- WHAT YOU HAVE TO DO
Find every line containing the word "States" and report the count, nothing more.

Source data
···
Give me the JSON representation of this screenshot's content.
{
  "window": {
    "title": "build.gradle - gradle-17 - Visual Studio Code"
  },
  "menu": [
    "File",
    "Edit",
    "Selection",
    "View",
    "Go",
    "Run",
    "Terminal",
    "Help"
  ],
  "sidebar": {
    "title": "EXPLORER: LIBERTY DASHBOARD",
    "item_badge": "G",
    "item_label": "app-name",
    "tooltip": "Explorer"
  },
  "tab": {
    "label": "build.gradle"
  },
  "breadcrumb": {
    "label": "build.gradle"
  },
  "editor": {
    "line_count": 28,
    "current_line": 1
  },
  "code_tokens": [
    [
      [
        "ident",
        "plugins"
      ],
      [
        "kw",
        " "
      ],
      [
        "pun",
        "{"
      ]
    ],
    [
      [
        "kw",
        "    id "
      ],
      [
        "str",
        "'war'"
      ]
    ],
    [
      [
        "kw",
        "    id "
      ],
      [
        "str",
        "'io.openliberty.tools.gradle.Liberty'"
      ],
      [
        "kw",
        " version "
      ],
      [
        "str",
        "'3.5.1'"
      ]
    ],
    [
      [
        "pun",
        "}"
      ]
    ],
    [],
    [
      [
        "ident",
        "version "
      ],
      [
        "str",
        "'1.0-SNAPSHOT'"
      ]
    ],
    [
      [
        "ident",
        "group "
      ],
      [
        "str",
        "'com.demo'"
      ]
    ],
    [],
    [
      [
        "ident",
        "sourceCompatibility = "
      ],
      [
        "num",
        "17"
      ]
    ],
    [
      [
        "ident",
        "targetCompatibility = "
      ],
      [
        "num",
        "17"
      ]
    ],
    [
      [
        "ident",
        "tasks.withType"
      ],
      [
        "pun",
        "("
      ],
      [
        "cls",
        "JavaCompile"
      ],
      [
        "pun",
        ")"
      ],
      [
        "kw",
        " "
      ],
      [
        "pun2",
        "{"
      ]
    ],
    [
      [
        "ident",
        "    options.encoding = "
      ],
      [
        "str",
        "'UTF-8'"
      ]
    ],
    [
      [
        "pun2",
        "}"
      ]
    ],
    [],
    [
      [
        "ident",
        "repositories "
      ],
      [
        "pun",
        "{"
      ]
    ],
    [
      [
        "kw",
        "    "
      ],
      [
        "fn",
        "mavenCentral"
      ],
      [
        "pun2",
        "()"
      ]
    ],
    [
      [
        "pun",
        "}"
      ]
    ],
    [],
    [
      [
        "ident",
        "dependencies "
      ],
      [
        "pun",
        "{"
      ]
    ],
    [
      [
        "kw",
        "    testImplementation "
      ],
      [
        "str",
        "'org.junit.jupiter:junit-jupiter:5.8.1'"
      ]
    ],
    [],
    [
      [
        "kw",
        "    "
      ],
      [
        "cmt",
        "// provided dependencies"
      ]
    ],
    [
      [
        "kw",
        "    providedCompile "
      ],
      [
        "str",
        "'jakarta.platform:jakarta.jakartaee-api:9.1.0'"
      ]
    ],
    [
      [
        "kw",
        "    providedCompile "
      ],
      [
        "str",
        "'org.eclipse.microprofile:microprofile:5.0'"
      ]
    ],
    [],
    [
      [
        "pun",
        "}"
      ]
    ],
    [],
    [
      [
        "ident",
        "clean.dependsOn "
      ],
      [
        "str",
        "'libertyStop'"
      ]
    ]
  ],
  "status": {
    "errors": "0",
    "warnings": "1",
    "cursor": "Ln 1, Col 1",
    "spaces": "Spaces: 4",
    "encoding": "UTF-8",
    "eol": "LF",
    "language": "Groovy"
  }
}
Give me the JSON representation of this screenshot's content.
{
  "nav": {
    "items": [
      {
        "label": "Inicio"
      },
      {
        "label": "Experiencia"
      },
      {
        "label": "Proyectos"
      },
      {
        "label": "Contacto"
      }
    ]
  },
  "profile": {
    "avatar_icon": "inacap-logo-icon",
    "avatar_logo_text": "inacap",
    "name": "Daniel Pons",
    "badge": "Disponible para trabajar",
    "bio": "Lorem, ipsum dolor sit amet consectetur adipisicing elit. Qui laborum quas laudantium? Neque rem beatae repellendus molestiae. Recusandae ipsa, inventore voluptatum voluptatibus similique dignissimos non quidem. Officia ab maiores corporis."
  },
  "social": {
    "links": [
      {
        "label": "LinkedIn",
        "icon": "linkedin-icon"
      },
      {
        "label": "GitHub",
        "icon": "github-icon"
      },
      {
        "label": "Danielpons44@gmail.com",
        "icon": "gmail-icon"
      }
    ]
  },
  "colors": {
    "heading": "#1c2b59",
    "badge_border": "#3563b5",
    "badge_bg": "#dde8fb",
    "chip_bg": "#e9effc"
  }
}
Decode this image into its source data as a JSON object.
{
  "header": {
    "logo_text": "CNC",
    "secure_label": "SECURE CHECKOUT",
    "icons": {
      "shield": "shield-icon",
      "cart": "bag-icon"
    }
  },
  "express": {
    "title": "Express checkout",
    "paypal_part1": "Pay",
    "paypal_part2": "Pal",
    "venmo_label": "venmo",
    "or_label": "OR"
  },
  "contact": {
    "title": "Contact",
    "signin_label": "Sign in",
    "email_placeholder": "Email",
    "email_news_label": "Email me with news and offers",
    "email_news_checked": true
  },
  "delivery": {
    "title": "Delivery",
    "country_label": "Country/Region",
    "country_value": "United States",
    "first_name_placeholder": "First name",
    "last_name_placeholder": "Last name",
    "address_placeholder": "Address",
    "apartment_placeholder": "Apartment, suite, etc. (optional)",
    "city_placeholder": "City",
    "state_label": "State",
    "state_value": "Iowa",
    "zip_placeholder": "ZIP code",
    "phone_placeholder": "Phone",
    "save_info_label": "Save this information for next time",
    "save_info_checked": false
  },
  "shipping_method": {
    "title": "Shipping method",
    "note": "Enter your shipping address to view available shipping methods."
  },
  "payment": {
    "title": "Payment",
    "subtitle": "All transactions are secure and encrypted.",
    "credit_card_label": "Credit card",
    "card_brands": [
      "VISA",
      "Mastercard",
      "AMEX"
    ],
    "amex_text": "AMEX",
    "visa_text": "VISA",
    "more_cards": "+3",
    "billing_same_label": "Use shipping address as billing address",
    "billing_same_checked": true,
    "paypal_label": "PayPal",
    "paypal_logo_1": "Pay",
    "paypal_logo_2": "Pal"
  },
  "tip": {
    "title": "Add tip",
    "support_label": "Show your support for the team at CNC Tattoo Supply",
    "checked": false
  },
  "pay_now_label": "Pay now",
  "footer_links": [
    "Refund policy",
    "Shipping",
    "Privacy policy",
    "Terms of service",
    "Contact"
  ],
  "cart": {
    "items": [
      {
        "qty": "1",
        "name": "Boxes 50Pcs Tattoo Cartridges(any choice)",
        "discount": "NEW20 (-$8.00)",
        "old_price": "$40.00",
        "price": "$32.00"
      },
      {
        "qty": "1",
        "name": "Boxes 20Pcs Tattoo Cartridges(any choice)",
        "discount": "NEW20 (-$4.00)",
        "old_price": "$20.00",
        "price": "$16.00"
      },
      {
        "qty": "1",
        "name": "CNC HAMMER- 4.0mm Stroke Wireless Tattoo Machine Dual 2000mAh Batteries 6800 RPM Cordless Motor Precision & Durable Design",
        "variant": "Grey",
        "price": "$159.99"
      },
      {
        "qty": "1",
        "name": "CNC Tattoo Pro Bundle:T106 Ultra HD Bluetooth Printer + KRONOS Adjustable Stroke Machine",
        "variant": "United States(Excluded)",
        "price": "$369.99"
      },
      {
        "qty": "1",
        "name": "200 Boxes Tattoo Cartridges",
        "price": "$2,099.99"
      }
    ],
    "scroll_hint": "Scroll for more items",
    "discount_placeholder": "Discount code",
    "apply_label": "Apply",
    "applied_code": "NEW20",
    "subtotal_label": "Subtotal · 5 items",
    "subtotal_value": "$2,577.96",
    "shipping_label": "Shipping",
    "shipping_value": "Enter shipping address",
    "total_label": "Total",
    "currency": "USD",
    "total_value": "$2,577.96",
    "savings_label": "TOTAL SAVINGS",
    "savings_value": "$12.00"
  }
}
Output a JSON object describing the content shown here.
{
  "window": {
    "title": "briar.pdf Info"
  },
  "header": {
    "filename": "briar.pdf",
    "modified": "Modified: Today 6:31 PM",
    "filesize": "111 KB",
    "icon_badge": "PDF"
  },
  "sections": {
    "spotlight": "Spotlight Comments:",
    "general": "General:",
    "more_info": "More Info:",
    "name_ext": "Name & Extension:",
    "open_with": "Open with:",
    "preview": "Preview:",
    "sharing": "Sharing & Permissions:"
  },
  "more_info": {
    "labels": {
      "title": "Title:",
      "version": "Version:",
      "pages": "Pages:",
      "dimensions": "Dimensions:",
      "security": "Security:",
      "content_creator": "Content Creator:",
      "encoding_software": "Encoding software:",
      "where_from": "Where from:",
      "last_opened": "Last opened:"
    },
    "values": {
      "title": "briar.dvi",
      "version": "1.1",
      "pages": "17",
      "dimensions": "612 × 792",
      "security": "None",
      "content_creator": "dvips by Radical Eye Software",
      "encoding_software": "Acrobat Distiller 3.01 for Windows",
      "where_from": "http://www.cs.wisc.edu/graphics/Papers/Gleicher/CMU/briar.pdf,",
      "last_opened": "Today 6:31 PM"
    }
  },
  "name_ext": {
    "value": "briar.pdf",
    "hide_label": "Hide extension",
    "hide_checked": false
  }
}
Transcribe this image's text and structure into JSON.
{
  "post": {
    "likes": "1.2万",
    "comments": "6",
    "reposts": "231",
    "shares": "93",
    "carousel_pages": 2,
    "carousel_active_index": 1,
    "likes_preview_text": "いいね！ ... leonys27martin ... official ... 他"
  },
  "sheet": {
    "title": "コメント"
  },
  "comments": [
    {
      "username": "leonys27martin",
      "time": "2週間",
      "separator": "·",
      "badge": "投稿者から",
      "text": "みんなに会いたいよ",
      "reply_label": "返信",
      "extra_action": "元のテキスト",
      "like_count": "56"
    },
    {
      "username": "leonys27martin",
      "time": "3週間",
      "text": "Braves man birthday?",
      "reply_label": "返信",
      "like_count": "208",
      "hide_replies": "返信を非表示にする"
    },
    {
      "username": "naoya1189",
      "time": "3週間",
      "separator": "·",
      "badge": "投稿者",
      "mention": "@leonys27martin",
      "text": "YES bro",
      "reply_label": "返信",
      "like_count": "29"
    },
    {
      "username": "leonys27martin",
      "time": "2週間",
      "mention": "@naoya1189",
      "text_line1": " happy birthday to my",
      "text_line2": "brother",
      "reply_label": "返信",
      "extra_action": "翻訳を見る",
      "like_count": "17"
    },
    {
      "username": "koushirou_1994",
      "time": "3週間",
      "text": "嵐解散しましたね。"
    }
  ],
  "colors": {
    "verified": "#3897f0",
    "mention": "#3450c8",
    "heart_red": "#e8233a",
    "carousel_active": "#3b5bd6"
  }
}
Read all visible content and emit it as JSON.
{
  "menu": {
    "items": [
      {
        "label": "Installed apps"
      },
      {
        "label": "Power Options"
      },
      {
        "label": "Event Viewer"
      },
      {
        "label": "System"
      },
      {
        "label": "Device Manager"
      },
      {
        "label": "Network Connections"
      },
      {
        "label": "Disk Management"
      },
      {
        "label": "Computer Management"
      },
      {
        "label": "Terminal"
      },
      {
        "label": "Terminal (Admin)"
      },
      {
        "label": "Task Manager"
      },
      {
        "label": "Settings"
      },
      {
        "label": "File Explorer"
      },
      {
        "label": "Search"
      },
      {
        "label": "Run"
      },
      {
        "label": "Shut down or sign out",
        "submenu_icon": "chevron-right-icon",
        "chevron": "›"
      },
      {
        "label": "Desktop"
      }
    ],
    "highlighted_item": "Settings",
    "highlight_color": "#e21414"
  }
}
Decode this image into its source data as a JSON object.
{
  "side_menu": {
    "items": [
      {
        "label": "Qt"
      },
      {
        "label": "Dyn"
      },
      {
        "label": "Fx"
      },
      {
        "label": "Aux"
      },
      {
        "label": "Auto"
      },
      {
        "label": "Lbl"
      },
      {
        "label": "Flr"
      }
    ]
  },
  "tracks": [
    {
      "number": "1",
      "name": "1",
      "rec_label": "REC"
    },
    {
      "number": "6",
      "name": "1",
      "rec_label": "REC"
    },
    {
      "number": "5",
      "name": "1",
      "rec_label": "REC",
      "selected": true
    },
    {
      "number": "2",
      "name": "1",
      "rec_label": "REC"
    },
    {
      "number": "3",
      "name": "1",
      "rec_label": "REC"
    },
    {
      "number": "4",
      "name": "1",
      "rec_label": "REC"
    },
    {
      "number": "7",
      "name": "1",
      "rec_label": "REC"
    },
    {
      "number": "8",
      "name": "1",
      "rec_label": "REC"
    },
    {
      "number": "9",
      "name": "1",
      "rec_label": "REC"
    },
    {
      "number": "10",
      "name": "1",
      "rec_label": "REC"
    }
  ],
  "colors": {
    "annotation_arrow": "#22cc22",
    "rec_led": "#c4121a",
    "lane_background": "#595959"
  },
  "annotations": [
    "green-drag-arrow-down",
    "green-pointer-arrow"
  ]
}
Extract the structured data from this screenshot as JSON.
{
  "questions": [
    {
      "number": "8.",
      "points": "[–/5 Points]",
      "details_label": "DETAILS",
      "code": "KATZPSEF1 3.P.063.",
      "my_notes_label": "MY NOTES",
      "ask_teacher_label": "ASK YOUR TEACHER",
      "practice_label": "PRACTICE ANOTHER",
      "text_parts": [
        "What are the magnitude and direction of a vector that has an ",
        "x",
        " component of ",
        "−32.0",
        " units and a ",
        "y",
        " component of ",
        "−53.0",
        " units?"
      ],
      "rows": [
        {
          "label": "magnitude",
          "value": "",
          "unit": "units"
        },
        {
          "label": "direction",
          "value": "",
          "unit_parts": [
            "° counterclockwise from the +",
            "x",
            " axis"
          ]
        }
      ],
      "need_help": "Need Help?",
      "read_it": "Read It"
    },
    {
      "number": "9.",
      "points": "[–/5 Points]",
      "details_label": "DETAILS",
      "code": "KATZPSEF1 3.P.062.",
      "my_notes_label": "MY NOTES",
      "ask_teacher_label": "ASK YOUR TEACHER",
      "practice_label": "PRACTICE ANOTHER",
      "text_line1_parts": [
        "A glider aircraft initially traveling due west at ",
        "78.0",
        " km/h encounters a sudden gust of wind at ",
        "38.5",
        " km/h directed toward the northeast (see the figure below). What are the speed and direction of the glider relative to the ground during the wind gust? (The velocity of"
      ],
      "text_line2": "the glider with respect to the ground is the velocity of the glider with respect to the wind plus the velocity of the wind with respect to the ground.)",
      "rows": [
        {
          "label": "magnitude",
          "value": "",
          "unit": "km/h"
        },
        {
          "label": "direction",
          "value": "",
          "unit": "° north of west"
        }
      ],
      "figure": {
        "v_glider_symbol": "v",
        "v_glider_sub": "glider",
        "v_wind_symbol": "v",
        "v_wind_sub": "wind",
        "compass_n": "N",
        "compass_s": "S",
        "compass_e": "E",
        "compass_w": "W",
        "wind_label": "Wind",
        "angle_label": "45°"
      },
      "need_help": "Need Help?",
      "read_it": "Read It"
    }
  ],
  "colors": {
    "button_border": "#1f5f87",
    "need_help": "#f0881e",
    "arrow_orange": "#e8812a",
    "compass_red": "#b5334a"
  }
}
···
- SOLUTION TO THIS PROBLEM
2